* BEGIN *

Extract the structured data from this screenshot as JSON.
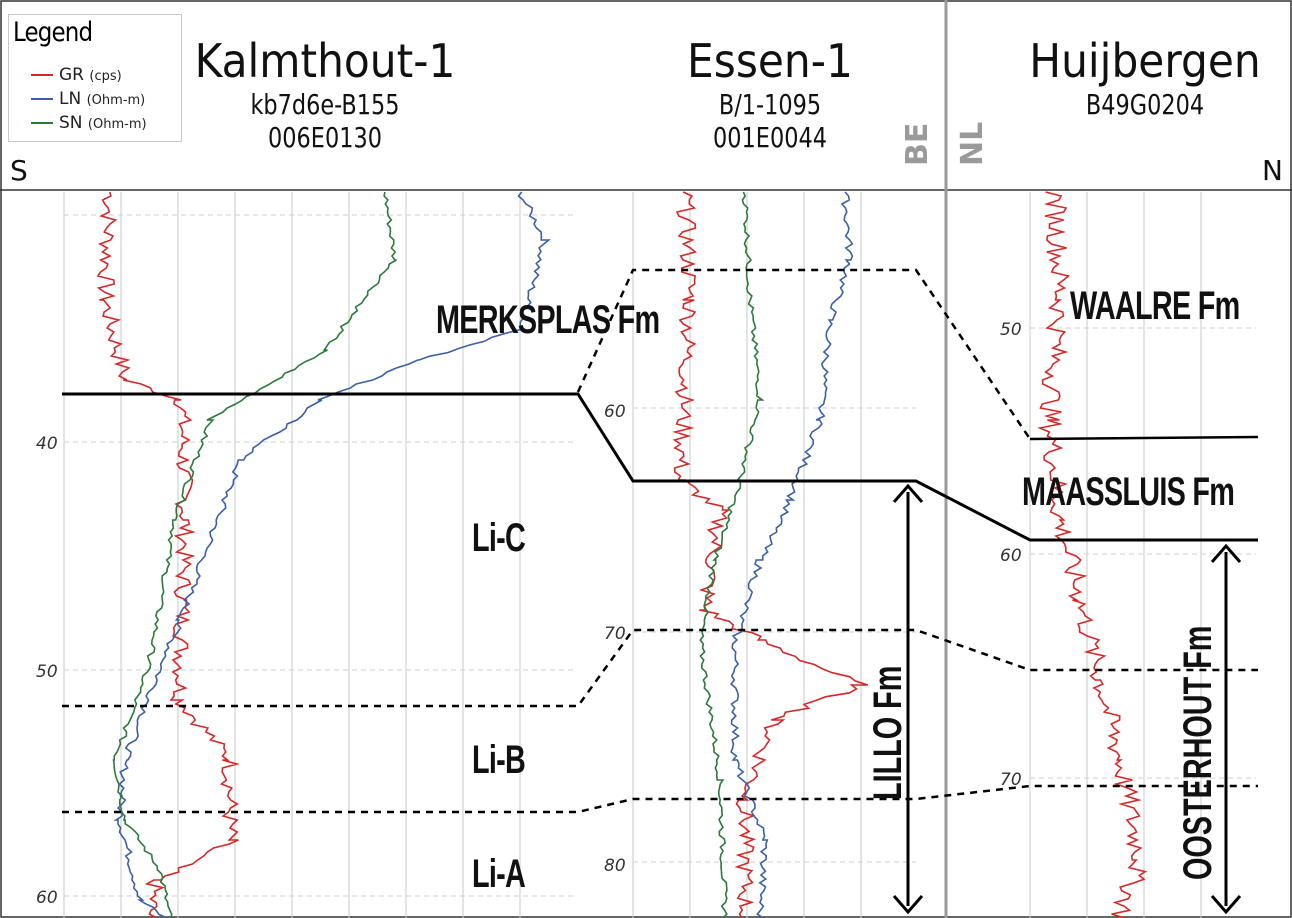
{
  "legend": {
    "title": "Legend",
    "items": [
      {
        "name": "GR",
        "unit": "(cps)",
        "color": "#d62728"
      },
      {
        "name": "LN",
        "unit": "(Ohm-m)",
        "color": "#3a5fa8"
      },
      {
        "name": "SN",
        "unit": "(Ohm-m)",
        "color": "#2a7a3a"
      }
    ]
  },
  "directions": {
    "south": "S",
    "north": "N"
  },
  "countries": {
    "left": "BE",
    "right": "NL"
  },
  "wells": [
    {
      "name": "Kalmthout-1",
      "code1": "kb7d6e-B155",
      "code2": "006E0130",
      "depth_labels": [
        "40",
        "50",
        "60"
      ]
    },
    {
      "name": "Essen-1",
      "code1": "B/1-1095",
      "code2": "001E0044",
      "depth_labels": [
        "60",
        "70",
        "80"
      ]
    },
    {
      "name": "Huijbergen",
      "code1": "B49G0204",
      "depth_labels": [
        "50",
        "60",
        "70"
      ]
    }
  ],
  "formations": {
    "merksplas": "MERKSPLAS Fm",
    "waalre": "WAALRE Fm",
    "maassluis": "MAASSLUIS Fm",
    "li_c": "Li-C",
    "li_b": "Li-B",
    "li_a": "Li-A",
    "lillo": "LILLO Fm",
    "oosterhout": "OOSTERHOUT Fm"
  },
  "colors": {
    "gr": "#d62728",
    "ln": "#3a5fa8",
    "sn": "#2a7a3a",
    "grid": "#c8c8c8",
    "border": "#9a9a9a"
  }
}
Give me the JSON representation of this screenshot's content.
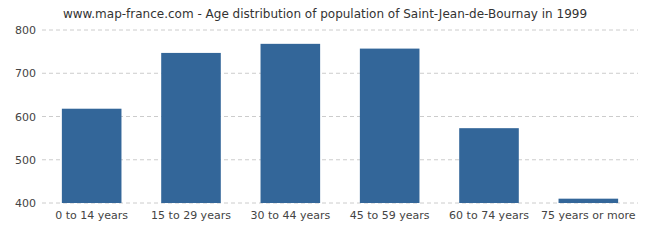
{
  "chart_data": {
    "type": "bar",
    "title": "www.map-france.com - Age distribution of population of Saint-Jean-de-Bournay in 1999",
    "categories": [
      "0 to 14 years",
      "15 to 29 years",
      "30 to 44 years",
      "45 to 59 years",
      "60 to 74 years",
      "75 years or more"
    ],
    "values": [
      618,
      747,
      768,
      757,
      573,
      410
    ],
    "color": "#336699",
    "ylim": [
      400,
      800
    ],
    "yticks": [
      400,
      500,
      600,
      700,
      800
    ],
    "grid": true
  }
}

* END *

GIVEN EXERCISE:
Please set down each line of the data above exactly as written, without the pictures.

SOLUTION TO THE PROBLEM:
Extract the structured data from this screenshot as JSON.
{
  "legend": {
    "title": "Legend",
    "items": [
      {
        "name": "GR",
        "unit": "(cps)",
        "color": "#d62728"
      },
      {
        "name": "LN",
        "unit": "(Ohm-m)",
        "color": "#3a5fa8"
      },
      {
        "name": "SN",
        "unit": "(Ohm-m)",
        "color": "#2a7a3a"
      }
    ]
  },
  "directions": {
    "south": "S",
    "north": "N"
  },
  "countries": {
    "left": "BE",
    "right": "NL"
  },
  "wells": [
    {
      "name": "Kalmthout-1",
      "code1": "kb7d6e-B155",
      "code2": "006E0130",
      "depth_labels": [
        "40",
        "50",
        "60"
      ]
    },
    {
      "name": "Essen-1",
      "code1": "B/1-1095",
      "code2": "001E0044",
      "depth_labels": [
        "60",
        "70",
        "80"
      ]
    },
    {
      "name": "Huijbergen",
      "code1": "B49G0204",
      "depth_labels": [
        "50",
        "60",
        "70"
      ]
    }
  ],
  "formations": {
    "merksplas": "MERKSPLAS Fm",
    "waalre": "WAALRE Fm",
    "maassluis": "MAASSLUIS Fm",
    "li_c": "Li-C",
    "li_b": "Li-B",
    "li_a": "Li-A",
    "lillo": "LILLO Fm",
    "oosterhout": "OOSTERHOUT Fm"
  },
  "colors": {
    "gr": "#d62728",
    "ln": "#3a5fa8",
    "sn": "#2a7a3a",
    "grid": "#c8c8c8",
    "border": "#9a9a9a"
  }
}
Give me the JSON representation of this screenshot's content.
{
  "chart_data": {
    "type": "bar",
    "title": "www.map-france.com - Age distribution of population of Saint-Jean-de-Bournay in 1999",
    "categories": [
      "0 to 14 years",
      "15 to 29 years",
      "30 to 44 years",
      "45 to 59 years",
      "60 to 74 years",
      "75 years or more"
    ],
    "values": [
      618,
      747,
      768,
      757,
      573,
      410
    ],
    "color": "#336699",
    "ylim": [
      400,
      800
    ],
    "yticks": [
      400,
      500,
      600,
      700,
      800
    ],
    "grid": true
  }
}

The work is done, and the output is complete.